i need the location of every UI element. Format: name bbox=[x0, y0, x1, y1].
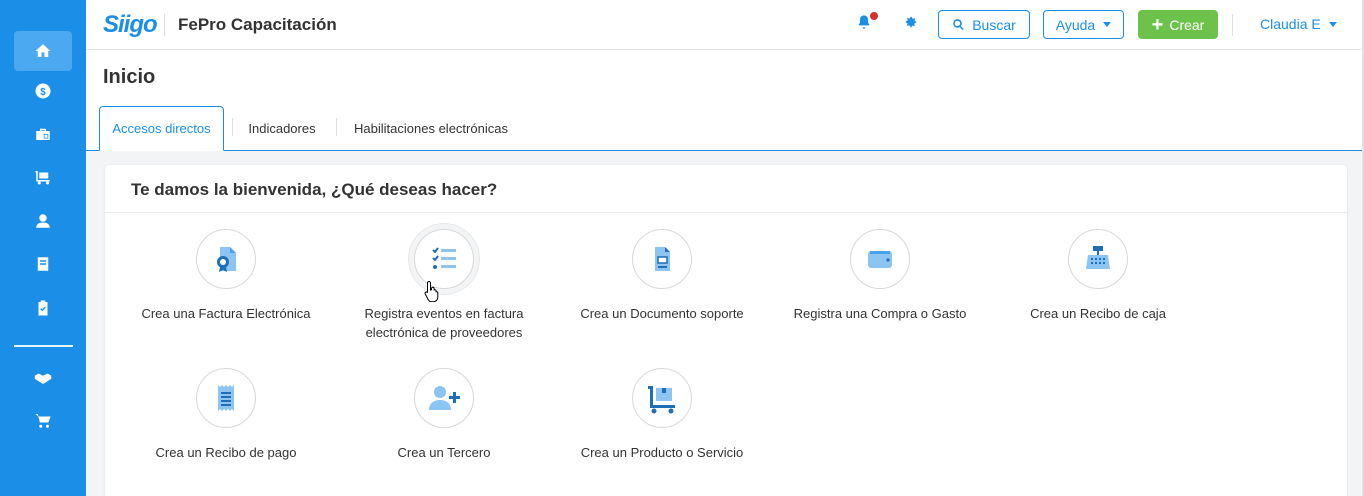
action-producto-servicio[interactable]: Crea un Producto o Servicio bbox=[552, 368, 772, 462]
header-separator-2 bbox=[1232, 14, 1233, 36]
action-label: Crea un Documento soporte bbox=[580, 306, 744, 321]
tab-habilitaciones[interactable]: Habilitaciones electrónicas bbox=[344, 106, 518, 151]
home-icon[interactable] bbox=[14, 31, 72, 71]
action-registra-eventos[interactable]: Registra eventos en factura electrónica … bbox=[334, 229, 554, 342]
person-icon[interactable] bbox=[14, 201, 72, 241]
invoice-icon bbox=[196, 229, 256, 289]
gear-icon[interactable] bbox=[904, 15, 920, 31]
briefcase-icon[interactable] bbox=[14, 114, 72, 154]
action-label: Crea un Producto o Servicio bbox=[580, 445, 744, 460]
chevron-down-icon bbox=[1328, 21, 1337, 27]
action-label: Crea un Recibo de pago bbox=[155, 445, 297, 460]
page-title: Inicio bbox=[103, 66, 156, 88]
notification-badge bbox=[870, 12, 878, 20]
create-button[interactable]: + Crear bbox=[1138, 10, 1218, 39]
handshake-icon[interactable] bbox=[14, 358, 72, 398]
tab-indicadores[interactable]: Indicadores bbox=[238, 106, 326, 151]
action-recibo-caja[interactable]: Crea un Recibo de caja bbox=[988, 229, 1208, 323]
header-separator bbox=[164, 14, 165, 36]
help-label: Ayuda bbox=[1055, 16, 1096, 33]
action-label: Crea un Tercero bbox=[397, 445, 491, 460]
shopping-cart-icon[interactable] bbox=[14, 401, 72, 441]
sidebar-divider bbox=[14, 345, 73, 347]
checklist-icon bbox=[414, 229, 474, 289]
tab-separator bbox=[232, 118, 233, 136]
action-recibo-pago[interactable]: Crea un Recibo de pago bbox=[116, 368, 336, 462]
truck-cart-icon[interactable] bbox=[14, 157, 72, 197]
action-crea-tercero[interactable]: Crea un Tercero bbox=[334, 368, 554, 462]
chevron-down-icon bbox=[1103, 22, 1112, 27]
company-name: FePro Capacitación bbox=[178, 15, 337, 34]
book-icon[interactable] bbox=[14, 244, 72, 284]
receipt-icon bbox=[196, 368, 256, 428]
welcome-title: Te damos la bienvenida, ¿Qué deseas hace… bbox=[131, 180, 498, 199]
siigo-logo[interactable]: Siigo bbox=[103, 10, 158, 40]
action-label: Registra una Compra o Gasto bbox=[793, 306, 967, 321]
tab-accesos-directos[interactable]: Accesos directos bbox=[99, 106, 224, 151]
wallet-icon bbox=[850, 229, 910, 289]
action-label: Registra eventos en factura electrónica … bbox=[364, 306, 524, 340]
top-header: Siigo FePro Capacitación Buscar Ayuda + … bbox=[86, 0, 1364, 50]
action-compra-gasto[interactable]: Registra una Compra o Gasto bbox=[770, 229, 990, 323]
help-dropdown[interactable]: Ayuda bbox=[1043, 10, 1124, 39]
search-button-label: Buscar bbox=[972, 16, 1016, 33]
action-label: Crea una Factura Electrónica bbox=[141, 306, 311, 321]
clipboard-check-icon[interactable] bbox=[14, 288, 72, 328]
product-cart-icon bbox=[632, 368, 692, 428]
left-sidebar: $ bbox=[0, 0, 86, 496]
add-person-icon bbox=[414, 368, 474, 428]
search-button[interactable]: Buscar bbox=[938, 10, 1030, 39]
create-button-label: Crear bbox=[1169, 16, 1205, 33]
card-divider bbox=[105, 212, 1347, 213]
action-factura-electronica[interactable]: Crea una Factura Electrónica bbox=[116, 229, 336, 323]
action-documento-soporte[interactable]: Crea un Documento soporte bbox=[552, 229, 772, 323]
tab-separator bbox=[336, 118, 337, 136]
cash-register-icon bbox=[1068, 229, 1128, 289]
search-icon bbox=[953, 19, 964, 31]
action-label: Crea un Recibo de caja bbox=[1030, 306, 1166, 321]
user-name: Claudia E bbox=[1260, 16, 1321, 32]
svg-text:$: $ bbox=[40, 87, 46, 98]
notification-bell-icon[interactable] bbox=[856, 12, 878, 32]
document-icon bbox=[632, 229, 692, 289]
plus-icon: + bbox=[1151, 13, 1164, 36]
user-menu[interactable]: Claudia E bbox=[1260, 16, 1337, 32]
dollar-icon[interactable]: $ bbox=[14, 71, 72, 111]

DIRECTIONS: Reproduce the material above, changing every "action-label" to "card-label" and keeping everything else the same. Leave the pictures out.

COMPLETE RESPONSE:
i need the location of every UI element. Format: name bbox=[x0, y0, x1, y1].
action-producto-servicio[interactable]: Crea un Producto o Servicio bbox=[552, 368, 772, 462]
header-separator-2 bbox=[1232, 14, 1233, 36]
card-label: Crea un Documento soporte bbox=[580, 306, 744, 321]
tab-habilitaciones[interactable]: Habilitaciones electrónicas bbox=[344, 106, 518, 151]
home-icon[interactable] bbox=[14, 31, 72, 71]
action-registra-eventos[interactable]: Registra eventos en factura electrónica … bbox=[334, 229, 554, 342]
person-icon[interactable] bbox=[14, 201, 72, 241]
invoice-icon bbox=[196, 229, 256, 289]
gear-icon[interactable] bbox=[904, 15, 920, 31]
briefcase-icon[interactable] bbox=[14, 114, 72, 154]
card-label: Crea un Producto o Servicio bbox=[580, 445, 744, 460]
chevron-down-icon bbox=[1328, 21, 1337, 27]
card-label: Crea un Recibo de pago bbox=[155, 445, 297, 460]
page-title: Inicio bbox=[103, 66, 156, 88]
notification-badge bbox=[870, 12, 878, 20]
create-button[interactable]: + Crear bbox=[1138, 10, 1218, 39]
handshake-icon[interactable] bbox=[14, 358, 72, 398]
tab-indicadores[interactable]: Indicadores bbox=[238, 106, 326, 151]
action-recibo-caja[interactable]: Crea un Recibo de caja bbox=[988, 229, 1208, 323]
header-separator bbox=[164, 14, 165, 36]
help-label: Ayuda bbox=[1055, 16, 1096, 33]
card-label: Crea un Tercero bbox=[397, 445, 491, 460]
shopping-cart-icon[interactable] bbox=[14, 401, 72, 441]
sidebar-divider bbox=[14, 345, 73, 347]
checklist-icon bbox=[414, 229, 474, 289]
tab-separator bbox=[232, 118, 233, 136]
action-recibo-pago[interactable]: Crea un Recibo de pago bbox=[116, 368, 336, 462]
truck-cart-icon[interactable] bbox=[14, 157, 72, 197]
action-crea-tercero[interactable]: Crea un Tercero bbox=[334, 368, 554, 462]
chevron-down-icon bbox=[1103, 22, 1112, 27]
company-name: FePro Capacitación bbox=[178, 15, 337, 34]
book-icon[interactable] bbox=[14, 244, 72, 284]
receipt-icon bbox=[196, 368, 256, 428]
welcome-title: Te damos la bienvenida, ¿Qué deseas hace… bbox=[131, 180, 498, 199]
siigo-logo[interactable]: Siigo bbox=[103, 10, 158, 40]
card-label: Registra una Compra o Gasto bbox=[793, 306, 967, 321]
tab-accesos-directos[interactable]: Accesos directos bbox=[99, 106, 224, 151]
wallet-icon bbox=[850, 229, 910, 289]
card-label: Registra eventos en factura electrónica … bbox=[364, 306, 524, 340]
top-header: Siigo FePro Capacitación Buscar Ayuda + … bbox=[86, 0, 1364, 50]
action-compra-gasto[interactable]: Registra una Compra o Gasto bbox=[770, 229, 990, 323]
help-dropdown[interactable]: Ayuda bbox=[1043, 10, 1124, 39]
search-button-label: Buscar bbox=[972, 16, 1016, 33]
card-label: Crea una Factura Electrónica bbox=[141, 306, 311, 321]
clipboard-check-icon[interactable] bbox=[14, 288, 72, 328]
product-cart-icon bbox=[632, 368, 692, 428]
left-sidebar: $ bbox=[0, 0, 86, 496]
add-person-icon bbox=[414, 368, 474, 428]
search-button[interactable]: Buscar bbox=[938, 10, 1030, 39]
create-button-label: Crear bbox=[1169, 16, 1205, 33]
card-divider bbox=[105, 212, 1347, 213]
action-factura-electronica[interactable]: Crea una Factura Electrónica bbox=[116, 229, 336, 323]
action-documento-soporte[interactable]: Crea un Documento soporte bbox=[552, 229, 772, 323]
tab-separator bbox=[336, 118, 337, 136]
cash-register-icon bbox=[1068, 229, 1128, 289]
search-icon bbox=[953, 19, 964, 31]
card-label: Crea un Recibo de caja bbox=[1030, 306, 1166, 321]
user-name: Claudia E bbox=[1260, 16, 1321, 32]
svg-text:$: $ bbox=[40, 87, 46, 98]
notification-bell-icon[interactable] bbox=[856, 12, 878, 32]
document-icon bbox=[632, 229, 692, 289]
plus-icon: + bbox=[1151, 13, 1164, 36]
user-menu[interactable]: Claudia E bbox=[1260, 16, 1337, 32]
dollar-icon[interactable]: $ bbox=[14, 71, 72, 111]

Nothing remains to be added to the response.